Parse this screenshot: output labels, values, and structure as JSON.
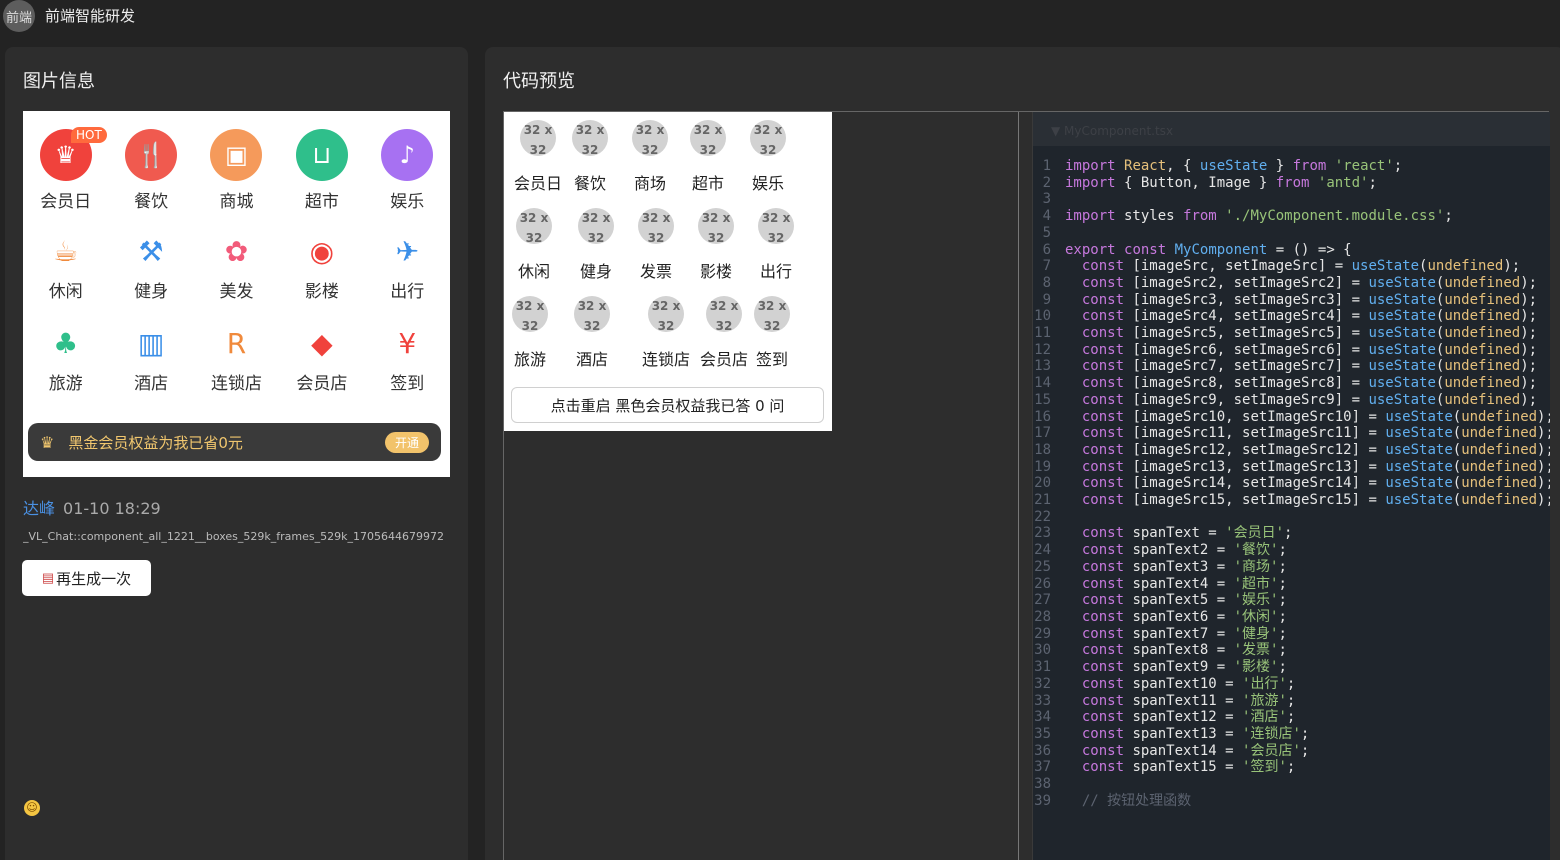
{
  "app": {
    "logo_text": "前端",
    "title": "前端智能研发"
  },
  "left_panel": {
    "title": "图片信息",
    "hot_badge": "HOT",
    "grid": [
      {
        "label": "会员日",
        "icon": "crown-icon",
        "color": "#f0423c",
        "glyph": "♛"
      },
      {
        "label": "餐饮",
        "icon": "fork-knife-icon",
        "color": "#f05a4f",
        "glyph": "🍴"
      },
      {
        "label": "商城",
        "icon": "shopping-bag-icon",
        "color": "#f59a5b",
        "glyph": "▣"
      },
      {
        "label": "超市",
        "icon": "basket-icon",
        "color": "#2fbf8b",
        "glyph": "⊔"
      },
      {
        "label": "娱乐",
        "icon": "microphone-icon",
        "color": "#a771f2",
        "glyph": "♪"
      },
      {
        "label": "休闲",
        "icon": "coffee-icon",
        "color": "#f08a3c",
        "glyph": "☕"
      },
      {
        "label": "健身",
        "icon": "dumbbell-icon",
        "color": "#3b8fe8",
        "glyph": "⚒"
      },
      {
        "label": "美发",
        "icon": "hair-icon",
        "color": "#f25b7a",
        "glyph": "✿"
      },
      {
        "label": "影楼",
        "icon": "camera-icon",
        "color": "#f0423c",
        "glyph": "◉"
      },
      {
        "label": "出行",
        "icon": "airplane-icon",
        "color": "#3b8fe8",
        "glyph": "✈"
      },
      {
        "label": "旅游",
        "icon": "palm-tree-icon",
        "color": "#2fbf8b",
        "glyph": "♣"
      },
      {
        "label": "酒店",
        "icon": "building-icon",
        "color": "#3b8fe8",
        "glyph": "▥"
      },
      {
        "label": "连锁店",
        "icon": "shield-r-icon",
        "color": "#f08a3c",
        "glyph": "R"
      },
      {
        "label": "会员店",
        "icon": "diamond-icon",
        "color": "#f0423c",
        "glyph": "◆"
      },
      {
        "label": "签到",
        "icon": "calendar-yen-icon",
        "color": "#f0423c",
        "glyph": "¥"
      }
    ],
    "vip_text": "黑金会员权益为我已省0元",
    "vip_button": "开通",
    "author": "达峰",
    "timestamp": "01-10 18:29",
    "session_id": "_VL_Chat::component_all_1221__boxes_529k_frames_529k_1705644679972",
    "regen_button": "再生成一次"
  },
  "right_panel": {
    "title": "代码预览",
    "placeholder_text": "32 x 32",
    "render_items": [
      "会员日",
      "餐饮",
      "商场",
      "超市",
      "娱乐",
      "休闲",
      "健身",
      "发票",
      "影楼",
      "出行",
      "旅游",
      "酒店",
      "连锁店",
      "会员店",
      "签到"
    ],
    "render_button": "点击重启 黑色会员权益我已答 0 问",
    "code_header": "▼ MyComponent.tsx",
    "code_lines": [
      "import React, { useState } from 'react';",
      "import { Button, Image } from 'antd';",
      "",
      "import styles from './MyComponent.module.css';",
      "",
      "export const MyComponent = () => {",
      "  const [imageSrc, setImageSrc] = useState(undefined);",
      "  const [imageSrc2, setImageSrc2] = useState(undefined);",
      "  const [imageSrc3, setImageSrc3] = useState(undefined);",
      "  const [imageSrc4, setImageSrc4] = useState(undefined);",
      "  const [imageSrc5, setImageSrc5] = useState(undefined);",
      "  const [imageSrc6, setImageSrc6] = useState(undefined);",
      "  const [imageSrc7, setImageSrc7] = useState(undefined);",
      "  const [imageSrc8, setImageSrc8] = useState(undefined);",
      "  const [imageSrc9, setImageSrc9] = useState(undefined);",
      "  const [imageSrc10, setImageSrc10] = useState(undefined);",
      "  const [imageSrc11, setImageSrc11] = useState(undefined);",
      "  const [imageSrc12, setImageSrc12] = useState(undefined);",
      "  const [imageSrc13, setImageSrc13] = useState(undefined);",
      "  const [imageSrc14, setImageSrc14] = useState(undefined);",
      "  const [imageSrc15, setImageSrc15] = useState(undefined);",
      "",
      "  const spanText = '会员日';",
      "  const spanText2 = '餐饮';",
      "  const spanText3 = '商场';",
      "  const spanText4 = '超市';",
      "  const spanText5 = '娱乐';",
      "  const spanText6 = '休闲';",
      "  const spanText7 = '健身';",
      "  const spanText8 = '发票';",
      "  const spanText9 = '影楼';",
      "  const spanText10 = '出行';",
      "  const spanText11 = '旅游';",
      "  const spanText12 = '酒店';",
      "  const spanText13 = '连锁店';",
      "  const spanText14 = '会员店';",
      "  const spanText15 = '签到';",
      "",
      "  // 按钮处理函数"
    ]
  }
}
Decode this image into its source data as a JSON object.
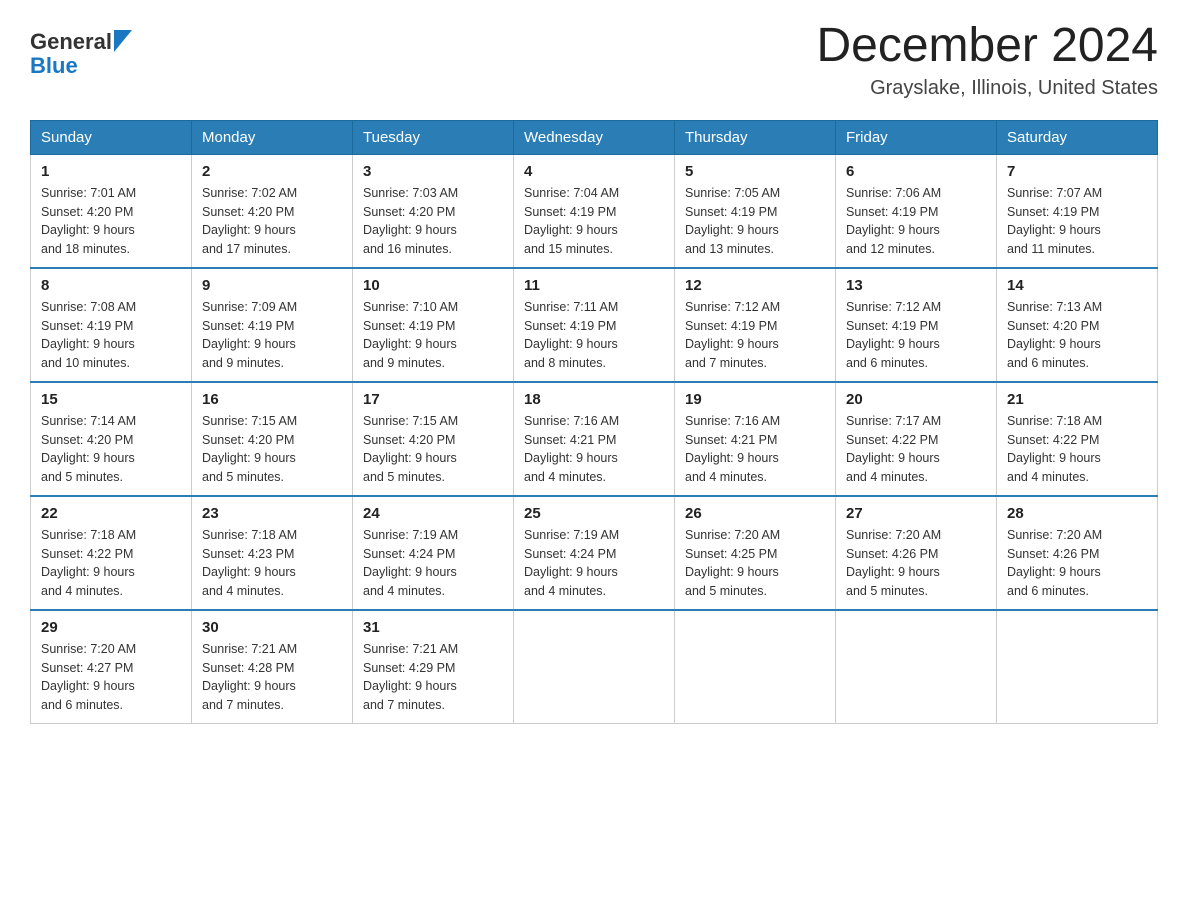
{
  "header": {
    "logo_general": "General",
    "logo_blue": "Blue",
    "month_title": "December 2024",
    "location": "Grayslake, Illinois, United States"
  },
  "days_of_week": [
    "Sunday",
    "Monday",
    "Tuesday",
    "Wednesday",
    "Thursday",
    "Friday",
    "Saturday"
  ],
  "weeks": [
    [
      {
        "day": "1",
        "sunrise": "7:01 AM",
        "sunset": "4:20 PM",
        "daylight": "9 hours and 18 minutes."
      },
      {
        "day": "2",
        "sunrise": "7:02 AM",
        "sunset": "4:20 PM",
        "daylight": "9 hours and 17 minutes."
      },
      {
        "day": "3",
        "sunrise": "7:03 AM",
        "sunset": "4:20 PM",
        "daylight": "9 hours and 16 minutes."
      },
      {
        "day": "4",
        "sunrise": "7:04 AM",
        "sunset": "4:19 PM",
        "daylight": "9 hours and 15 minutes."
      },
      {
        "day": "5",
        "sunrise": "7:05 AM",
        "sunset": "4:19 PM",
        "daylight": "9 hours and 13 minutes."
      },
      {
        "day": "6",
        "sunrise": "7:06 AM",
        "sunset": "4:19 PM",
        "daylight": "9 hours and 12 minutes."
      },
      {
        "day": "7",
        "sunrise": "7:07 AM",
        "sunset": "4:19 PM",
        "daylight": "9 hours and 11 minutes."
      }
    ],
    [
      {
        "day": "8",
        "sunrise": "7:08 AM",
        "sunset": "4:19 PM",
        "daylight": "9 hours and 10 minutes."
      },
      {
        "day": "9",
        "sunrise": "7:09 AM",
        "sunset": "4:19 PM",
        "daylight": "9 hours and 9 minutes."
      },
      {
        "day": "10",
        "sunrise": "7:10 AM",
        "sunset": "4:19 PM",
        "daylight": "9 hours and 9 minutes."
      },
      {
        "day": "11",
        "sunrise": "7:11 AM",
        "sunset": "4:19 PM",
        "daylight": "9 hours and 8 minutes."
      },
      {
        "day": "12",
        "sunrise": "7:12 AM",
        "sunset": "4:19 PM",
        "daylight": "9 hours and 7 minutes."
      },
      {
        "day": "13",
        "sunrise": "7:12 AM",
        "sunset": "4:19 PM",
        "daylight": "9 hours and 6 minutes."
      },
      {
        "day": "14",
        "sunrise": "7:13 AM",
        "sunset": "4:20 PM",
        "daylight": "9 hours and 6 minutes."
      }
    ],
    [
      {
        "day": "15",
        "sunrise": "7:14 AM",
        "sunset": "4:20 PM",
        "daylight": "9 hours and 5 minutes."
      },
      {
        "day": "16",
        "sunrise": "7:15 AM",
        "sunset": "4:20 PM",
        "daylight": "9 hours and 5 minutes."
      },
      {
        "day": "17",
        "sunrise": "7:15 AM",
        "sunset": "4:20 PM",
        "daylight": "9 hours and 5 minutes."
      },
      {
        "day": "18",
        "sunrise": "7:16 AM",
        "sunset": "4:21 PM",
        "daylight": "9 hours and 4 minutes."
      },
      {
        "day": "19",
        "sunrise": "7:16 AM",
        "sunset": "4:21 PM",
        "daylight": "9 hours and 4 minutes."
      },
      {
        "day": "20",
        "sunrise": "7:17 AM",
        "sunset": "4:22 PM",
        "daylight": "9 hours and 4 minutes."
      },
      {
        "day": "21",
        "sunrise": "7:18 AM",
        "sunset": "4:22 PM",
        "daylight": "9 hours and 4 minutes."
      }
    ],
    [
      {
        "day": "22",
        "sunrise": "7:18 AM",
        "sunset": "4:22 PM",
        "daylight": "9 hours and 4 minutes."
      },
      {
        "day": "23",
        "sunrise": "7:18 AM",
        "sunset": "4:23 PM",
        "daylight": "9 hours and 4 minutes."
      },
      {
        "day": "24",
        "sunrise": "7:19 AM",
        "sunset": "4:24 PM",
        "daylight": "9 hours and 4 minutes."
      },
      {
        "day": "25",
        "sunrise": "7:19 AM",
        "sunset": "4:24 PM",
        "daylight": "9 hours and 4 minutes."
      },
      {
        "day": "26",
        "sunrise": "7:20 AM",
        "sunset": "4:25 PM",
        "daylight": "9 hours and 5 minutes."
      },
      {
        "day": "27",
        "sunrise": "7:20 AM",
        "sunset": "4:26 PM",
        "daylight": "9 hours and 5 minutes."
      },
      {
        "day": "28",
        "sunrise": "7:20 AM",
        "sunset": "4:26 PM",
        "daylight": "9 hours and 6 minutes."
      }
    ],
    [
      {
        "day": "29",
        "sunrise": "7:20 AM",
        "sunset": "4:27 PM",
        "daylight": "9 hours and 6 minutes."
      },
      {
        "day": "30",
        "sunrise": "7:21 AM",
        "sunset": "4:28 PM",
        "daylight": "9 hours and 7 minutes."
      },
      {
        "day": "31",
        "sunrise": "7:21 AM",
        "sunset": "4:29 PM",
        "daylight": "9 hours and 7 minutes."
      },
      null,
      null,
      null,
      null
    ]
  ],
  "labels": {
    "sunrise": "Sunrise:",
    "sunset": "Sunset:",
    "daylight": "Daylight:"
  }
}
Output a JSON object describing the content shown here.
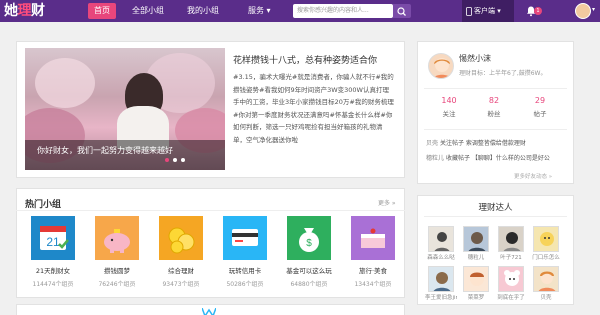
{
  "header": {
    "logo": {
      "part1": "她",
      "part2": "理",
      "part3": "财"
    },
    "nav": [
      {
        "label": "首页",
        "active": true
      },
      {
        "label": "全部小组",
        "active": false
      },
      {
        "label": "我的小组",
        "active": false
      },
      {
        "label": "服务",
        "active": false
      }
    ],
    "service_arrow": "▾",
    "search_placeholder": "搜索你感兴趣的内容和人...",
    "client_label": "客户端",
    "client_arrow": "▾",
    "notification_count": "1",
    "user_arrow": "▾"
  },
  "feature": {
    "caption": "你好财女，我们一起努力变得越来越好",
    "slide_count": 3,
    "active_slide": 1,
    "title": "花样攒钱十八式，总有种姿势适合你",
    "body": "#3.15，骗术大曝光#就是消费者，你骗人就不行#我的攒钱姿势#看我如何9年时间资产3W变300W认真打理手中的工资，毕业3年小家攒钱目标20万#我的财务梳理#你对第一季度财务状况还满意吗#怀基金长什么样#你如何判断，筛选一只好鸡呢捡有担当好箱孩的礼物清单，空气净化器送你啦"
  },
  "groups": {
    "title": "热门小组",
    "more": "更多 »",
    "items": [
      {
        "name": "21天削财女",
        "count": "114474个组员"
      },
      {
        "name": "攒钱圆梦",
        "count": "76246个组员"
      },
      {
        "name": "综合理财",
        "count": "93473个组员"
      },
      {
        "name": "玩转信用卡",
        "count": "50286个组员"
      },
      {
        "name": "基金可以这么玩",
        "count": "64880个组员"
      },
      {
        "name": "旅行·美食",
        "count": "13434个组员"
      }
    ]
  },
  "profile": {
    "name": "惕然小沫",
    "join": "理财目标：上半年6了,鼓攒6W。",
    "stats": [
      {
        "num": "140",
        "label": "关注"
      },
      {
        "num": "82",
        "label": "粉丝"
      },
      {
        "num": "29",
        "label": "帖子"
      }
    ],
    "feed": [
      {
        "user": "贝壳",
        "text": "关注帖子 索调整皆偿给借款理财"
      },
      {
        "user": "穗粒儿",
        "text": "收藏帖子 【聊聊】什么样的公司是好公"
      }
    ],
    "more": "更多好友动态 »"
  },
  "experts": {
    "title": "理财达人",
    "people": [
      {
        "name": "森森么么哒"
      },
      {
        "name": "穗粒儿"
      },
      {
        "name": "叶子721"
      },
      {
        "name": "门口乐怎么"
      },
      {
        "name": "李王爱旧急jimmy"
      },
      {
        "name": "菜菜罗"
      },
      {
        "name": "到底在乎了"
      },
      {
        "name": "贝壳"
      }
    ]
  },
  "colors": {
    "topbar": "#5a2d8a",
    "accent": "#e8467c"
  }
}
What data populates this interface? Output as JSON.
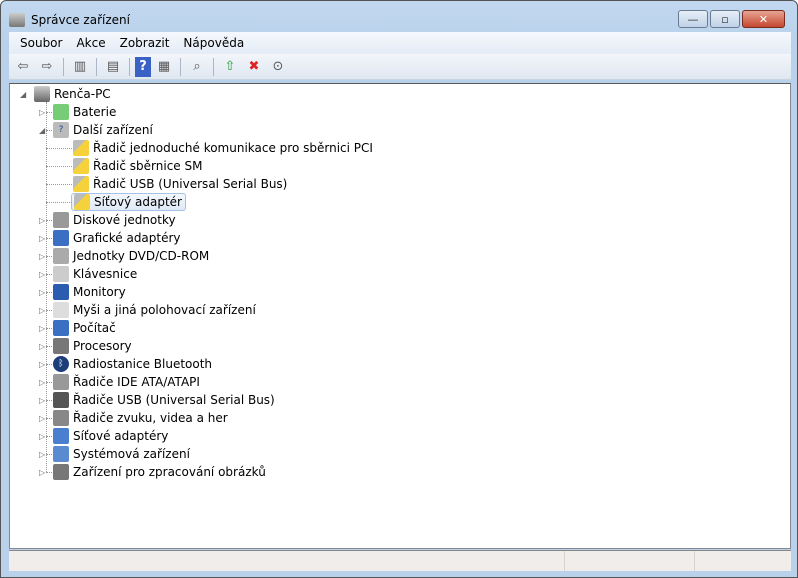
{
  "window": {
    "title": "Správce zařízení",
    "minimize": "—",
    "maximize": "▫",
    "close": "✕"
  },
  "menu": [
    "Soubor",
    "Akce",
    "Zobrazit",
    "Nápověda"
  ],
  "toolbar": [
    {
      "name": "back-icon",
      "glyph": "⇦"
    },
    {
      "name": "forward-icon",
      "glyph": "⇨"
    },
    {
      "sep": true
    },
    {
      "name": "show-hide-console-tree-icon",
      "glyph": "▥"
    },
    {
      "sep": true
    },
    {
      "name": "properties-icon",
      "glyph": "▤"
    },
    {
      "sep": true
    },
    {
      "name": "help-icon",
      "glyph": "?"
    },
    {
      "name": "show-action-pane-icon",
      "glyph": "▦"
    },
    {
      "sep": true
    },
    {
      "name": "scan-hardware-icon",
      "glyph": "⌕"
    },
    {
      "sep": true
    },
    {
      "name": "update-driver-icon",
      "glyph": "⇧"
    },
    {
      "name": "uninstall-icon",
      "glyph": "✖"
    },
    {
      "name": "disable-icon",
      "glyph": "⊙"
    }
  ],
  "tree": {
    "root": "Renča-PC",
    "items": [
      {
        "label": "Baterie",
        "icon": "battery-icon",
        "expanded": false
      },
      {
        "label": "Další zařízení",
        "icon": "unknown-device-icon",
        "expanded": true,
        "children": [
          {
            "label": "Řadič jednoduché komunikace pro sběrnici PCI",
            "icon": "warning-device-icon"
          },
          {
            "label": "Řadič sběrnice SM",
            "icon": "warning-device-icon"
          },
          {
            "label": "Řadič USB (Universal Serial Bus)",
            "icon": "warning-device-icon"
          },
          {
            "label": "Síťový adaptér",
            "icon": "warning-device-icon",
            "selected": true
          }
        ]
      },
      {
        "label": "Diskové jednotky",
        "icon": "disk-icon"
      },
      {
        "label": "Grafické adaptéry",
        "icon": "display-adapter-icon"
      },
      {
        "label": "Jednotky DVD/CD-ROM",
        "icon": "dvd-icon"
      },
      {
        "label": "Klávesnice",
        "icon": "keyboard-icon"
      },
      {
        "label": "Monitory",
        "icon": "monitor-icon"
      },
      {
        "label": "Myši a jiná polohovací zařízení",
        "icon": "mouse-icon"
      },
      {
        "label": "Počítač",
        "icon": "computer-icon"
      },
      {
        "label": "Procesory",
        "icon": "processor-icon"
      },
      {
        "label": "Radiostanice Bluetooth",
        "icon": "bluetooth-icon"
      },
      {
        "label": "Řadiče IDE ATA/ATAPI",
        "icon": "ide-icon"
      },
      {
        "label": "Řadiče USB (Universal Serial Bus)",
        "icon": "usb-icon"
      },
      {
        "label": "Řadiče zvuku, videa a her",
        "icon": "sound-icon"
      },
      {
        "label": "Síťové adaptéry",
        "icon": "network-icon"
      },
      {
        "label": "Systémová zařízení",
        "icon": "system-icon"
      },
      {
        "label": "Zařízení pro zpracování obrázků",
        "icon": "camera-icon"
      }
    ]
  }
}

-- Requirement --
Count the lines in the material above where the string "this" appears, then state only that count.

-- Full response --
3